Items from a data source
# # #
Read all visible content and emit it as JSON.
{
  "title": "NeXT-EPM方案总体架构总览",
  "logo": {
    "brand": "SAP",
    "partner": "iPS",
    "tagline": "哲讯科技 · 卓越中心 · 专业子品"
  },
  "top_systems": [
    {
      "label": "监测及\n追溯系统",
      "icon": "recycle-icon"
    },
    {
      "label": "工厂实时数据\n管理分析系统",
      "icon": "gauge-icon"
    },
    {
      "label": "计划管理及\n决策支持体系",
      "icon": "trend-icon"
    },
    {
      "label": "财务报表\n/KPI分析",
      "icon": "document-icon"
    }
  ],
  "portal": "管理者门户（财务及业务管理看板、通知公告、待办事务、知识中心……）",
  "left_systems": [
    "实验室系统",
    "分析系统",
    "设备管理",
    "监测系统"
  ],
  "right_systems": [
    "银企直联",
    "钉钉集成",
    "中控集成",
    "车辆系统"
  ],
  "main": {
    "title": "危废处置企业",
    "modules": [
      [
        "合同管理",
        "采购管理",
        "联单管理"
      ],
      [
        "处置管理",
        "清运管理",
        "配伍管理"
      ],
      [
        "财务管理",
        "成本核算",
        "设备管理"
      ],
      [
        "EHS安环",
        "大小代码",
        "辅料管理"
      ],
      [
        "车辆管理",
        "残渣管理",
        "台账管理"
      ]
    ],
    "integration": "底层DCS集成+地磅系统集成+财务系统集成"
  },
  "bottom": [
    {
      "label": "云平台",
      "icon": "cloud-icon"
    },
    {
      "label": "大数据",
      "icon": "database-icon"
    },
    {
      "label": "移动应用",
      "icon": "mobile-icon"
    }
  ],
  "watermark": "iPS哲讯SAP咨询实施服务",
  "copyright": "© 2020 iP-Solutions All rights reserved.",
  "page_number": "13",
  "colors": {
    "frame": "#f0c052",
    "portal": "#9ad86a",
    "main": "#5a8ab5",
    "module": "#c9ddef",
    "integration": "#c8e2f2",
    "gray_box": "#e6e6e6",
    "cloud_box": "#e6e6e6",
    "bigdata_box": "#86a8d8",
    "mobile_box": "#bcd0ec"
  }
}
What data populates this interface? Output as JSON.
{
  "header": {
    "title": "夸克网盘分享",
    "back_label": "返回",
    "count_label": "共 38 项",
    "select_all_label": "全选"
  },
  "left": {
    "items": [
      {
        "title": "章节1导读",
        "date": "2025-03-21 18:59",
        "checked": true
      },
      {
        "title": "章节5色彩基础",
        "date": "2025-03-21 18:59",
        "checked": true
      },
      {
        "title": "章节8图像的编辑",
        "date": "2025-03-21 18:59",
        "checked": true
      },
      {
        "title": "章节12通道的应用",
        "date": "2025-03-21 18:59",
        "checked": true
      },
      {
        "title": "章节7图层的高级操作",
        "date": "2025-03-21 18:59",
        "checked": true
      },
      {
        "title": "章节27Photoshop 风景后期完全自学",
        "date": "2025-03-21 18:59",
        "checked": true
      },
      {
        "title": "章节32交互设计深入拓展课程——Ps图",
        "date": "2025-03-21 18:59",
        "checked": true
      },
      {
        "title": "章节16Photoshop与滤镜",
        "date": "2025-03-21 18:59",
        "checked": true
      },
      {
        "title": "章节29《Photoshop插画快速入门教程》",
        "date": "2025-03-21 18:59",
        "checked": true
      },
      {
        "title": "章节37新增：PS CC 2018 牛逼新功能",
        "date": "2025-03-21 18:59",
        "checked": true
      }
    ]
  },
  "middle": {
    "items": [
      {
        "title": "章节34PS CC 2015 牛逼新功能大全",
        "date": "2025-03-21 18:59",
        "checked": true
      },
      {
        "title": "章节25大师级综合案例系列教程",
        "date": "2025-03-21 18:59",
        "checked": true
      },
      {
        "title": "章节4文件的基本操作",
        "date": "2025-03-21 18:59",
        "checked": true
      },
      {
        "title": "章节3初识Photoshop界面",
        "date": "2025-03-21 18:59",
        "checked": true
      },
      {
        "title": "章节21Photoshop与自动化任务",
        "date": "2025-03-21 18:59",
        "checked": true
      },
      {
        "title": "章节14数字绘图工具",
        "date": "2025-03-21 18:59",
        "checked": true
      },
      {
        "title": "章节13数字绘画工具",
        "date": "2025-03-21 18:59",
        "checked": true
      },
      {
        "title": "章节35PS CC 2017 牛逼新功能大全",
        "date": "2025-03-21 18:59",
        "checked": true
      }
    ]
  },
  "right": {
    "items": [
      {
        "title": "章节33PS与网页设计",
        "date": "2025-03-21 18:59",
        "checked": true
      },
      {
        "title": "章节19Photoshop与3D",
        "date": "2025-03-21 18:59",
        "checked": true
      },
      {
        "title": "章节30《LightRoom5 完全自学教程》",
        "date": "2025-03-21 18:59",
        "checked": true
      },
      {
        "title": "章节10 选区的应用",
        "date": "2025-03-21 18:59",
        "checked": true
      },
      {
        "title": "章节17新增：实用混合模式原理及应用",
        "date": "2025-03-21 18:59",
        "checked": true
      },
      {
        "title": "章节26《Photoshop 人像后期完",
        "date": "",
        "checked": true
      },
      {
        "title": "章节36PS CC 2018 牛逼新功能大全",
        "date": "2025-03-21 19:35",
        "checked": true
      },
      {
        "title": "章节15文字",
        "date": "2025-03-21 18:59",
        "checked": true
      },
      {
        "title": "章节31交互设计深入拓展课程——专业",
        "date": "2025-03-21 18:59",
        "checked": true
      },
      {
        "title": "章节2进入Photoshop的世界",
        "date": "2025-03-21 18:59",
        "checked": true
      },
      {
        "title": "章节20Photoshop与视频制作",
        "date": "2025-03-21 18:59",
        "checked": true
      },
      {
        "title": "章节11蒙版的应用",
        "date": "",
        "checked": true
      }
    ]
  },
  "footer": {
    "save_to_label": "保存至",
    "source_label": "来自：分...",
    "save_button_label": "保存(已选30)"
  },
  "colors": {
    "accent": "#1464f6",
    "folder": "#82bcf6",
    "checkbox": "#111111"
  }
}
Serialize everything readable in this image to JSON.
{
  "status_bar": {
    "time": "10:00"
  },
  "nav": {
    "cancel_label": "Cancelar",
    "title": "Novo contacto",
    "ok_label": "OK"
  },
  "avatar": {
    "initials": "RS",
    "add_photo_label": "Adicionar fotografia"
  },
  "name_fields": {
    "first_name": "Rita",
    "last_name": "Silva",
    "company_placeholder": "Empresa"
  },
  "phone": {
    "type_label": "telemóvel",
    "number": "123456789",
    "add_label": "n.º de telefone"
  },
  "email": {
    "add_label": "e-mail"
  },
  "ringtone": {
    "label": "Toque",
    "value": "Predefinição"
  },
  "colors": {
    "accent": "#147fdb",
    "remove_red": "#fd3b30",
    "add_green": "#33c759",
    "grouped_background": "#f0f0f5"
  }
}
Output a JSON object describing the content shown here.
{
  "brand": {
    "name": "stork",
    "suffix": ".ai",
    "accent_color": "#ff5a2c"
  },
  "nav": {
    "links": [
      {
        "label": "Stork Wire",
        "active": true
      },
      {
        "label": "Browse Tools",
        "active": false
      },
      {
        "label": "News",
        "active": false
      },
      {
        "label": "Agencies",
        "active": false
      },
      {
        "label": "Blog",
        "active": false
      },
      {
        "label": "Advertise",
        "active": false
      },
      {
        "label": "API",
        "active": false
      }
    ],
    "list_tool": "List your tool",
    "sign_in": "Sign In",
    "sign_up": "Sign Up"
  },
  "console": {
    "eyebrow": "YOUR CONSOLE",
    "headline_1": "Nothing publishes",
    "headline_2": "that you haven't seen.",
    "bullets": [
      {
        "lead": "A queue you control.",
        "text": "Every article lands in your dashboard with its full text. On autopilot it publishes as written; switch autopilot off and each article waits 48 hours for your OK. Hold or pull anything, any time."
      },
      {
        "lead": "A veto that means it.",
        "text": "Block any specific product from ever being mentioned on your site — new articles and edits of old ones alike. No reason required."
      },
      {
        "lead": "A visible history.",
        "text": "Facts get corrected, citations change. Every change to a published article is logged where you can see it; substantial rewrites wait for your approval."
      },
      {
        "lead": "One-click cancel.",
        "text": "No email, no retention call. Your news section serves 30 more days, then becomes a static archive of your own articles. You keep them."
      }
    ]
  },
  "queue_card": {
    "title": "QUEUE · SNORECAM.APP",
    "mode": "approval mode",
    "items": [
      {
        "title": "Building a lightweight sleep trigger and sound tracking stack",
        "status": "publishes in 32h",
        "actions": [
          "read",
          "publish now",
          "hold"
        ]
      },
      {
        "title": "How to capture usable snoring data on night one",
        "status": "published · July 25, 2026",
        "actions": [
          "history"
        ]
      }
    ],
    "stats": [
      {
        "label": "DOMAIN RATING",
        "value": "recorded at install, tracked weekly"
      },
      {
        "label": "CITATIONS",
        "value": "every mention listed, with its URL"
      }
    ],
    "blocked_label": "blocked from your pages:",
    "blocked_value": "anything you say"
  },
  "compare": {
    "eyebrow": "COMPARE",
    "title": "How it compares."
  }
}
# # #
- **Your task**:
Sift the material for lines with the string "this". Copy each one found.

- **Output below**:
What data populates this interface? Output as JSON.
Serialize everything readable in this image to JSON.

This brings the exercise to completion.